= Task requirements =
Look through the material and tally each line bearing the word "weight". Give only the total.

Begin

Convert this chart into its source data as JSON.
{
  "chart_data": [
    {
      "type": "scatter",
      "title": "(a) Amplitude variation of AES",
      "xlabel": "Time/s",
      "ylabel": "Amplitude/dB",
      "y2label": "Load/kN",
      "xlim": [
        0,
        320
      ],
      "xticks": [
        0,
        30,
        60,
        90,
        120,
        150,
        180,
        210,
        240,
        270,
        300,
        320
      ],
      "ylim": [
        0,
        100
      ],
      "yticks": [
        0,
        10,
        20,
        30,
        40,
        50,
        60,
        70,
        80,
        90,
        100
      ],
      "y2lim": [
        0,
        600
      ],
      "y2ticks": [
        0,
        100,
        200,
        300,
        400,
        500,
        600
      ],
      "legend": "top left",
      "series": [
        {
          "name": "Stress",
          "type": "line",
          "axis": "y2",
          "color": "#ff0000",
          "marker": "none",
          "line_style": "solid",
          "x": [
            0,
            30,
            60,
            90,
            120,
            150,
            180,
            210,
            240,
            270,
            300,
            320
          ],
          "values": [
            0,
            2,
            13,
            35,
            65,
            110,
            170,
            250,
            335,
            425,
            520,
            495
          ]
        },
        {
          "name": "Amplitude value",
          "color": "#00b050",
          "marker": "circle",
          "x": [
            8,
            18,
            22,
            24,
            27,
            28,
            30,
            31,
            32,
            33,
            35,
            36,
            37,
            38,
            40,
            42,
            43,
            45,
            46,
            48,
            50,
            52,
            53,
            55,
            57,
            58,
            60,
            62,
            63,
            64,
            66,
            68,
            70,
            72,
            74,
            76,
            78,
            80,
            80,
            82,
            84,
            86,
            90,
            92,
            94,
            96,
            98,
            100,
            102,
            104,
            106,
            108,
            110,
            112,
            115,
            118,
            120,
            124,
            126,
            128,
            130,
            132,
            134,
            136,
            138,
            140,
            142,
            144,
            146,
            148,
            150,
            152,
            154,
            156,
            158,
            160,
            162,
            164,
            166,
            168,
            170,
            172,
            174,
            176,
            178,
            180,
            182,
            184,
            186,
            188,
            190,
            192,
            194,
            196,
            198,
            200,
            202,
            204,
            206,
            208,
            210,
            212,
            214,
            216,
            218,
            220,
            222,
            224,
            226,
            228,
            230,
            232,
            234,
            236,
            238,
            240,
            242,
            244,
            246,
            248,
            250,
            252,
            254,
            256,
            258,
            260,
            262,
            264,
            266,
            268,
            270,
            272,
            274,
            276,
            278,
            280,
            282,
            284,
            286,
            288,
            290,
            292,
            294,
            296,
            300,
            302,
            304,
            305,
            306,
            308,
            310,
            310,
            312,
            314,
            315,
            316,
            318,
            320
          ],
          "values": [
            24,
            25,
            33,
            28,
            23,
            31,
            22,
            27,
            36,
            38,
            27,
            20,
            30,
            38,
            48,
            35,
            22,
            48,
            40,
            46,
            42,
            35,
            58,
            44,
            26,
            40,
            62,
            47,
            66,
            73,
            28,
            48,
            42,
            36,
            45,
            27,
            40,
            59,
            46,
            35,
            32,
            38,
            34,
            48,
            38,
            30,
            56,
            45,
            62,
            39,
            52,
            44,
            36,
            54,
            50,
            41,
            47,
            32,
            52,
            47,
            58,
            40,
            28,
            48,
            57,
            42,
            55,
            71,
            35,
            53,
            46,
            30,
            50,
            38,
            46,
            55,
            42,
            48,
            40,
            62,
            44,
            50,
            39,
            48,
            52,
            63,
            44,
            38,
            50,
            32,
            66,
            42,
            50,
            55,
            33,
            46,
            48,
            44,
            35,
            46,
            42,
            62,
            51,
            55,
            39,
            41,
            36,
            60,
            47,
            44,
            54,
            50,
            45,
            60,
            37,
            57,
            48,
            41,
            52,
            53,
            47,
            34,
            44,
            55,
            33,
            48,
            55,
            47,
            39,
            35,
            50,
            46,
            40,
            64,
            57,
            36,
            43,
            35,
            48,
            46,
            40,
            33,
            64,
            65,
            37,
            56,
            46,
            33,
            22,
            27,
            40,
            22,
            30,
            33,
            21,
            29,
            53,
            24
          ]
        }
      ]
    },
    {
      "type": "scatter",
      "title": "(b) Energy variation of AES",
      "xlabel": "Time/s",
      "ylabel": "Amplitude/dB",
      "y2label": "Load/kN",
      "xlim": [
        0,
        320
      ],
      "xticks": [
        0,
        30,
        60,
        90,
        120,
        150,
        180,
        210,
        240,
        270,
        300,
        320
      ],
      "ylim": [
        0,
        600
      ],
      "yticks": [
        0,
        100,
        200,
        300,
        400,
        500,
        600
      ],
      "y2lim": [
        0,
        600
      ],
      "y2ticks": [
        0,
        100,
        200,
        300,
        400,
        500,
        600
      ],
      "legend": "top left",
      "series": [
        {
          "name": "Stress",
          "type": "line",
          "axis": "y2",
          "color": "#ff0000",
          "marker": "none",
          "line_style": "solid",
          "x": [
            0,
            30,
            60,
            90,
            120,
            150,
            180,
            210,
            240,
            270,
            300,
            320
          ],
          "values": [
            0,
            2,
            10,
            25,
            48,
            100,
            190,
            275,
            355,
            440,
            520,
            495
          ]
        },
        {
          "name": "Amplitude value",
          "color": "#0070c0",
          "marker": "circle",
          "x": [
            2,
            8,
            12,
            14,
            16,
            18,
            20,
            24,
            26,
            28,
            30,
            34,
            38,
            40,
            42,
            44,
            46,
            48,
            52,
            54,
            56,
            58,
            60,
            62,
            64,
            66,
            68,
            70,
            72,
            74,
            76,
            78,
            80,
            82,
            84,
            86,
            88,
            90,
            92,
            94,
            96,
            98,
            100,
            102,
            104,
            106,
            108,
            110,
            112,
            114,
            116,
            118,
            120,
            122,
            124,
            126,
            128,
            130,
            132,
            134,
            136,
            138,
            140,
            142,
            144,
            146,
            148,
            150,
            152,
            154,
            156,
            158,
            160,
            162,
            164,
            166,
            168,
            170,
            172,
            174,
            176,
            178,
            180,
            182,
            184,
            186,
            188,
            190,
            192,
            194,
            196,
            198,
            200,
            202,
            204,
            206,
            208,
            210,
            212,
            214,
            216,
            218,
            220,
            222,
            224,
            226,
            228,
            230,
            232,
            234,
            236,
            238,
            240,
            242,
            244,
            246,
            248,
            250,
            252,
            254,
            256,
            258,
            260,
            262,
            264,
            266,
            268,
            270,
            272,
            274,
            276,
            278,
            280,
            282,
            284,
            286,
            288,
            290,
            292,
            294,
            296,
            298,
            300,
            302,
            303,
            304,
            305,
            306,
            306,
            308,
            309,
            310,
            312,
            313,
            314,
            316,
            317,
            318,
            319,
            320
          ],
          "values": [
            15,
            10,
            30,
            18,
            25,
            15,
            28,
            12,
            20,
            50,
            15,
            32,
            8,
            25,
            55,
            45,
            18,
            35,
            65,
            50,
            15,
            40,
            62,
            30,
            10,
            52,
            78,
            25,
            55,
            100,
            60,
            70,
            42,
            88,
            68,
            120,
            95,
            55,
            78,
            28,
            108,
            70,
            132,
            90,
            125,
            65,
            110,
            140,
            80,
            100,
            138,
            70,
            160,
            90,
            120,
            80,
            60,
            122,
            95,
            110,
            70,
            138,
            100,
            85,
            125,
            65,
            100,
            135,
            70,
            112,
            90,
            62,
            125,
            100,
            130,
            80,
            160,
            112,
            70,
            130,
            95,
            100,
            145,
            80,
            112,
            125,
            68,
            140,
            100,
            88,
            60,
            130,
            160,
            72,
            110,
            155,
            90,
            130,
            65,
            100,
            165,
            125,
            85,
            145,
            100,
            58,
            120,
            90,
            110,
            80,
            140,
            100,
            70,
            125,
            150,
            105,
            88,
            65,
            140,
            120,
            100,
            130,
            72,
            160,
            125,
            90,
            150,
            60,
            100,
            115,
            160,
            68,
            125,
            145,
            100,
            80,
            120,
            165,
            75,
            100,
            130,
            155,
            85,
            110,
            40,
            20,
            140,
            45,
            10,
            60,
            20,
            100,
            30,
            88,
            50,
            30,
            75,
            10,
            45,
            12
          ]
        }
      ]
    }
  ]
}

End
Begin

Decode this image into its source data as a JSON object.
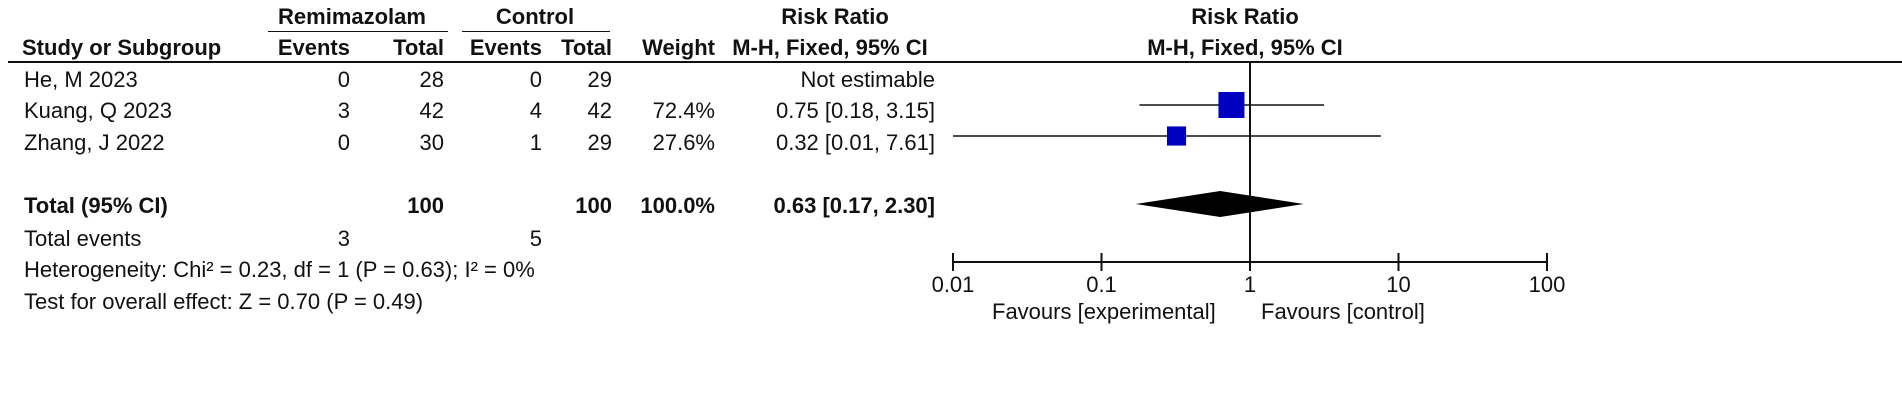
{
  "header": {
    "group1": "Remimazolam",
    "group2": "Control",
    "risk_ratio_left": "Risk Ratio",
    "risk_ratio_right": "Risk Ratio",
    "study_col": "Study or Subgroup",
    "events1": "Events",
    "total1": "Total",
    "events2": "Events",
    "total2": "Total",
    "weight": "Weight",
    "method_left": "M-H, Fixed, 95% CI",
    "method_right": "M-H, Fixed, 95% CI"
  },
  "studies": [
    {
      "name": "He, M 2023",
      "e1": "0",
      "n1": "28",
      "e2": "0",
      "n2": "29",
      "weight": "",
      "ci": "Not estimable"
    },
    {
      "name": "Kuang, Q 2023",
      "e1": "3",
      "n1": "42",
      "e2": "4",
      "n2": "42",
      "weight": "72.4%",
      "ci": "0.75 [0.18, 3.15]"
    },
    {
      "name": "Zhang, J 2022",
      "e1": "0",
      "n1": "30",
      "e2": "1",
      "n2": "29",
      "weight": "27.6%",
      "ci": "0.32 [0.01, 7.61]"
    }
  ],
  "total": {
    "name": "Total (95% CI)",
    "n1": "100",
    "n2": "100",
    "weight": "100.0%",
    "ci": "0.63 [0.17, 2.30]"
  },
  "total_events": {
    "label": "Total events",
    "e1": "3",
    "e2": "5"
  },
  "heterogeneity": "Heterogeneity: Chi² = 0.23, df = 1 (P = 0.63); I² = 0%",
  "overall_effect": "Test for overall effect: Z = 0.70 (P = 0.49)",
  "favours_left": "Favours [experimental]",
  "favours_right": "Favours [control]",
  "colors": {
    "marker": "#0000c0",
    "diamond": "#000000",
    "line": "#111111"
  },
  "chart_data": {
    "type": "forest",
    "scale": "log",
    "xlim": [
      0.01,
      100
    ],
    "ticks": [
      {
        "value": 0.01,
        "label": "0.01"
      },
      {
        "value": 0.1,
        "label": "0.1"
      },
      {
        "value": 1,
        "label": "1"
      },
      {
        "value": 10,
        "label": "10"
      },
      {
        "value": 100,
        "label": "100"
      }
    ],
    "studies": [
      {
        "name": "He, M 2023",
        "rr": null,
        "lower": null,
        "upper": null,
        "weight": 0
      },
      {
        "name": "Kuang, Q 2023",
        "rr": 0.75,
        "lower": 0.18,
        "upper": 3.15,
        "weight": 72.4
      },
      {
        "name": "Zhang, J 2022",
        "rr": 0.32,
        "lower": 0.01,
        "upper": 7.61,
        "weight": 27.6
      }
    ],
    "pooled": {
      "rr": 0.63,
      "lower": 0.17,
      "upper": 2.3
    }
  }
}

End

= Correct result =
8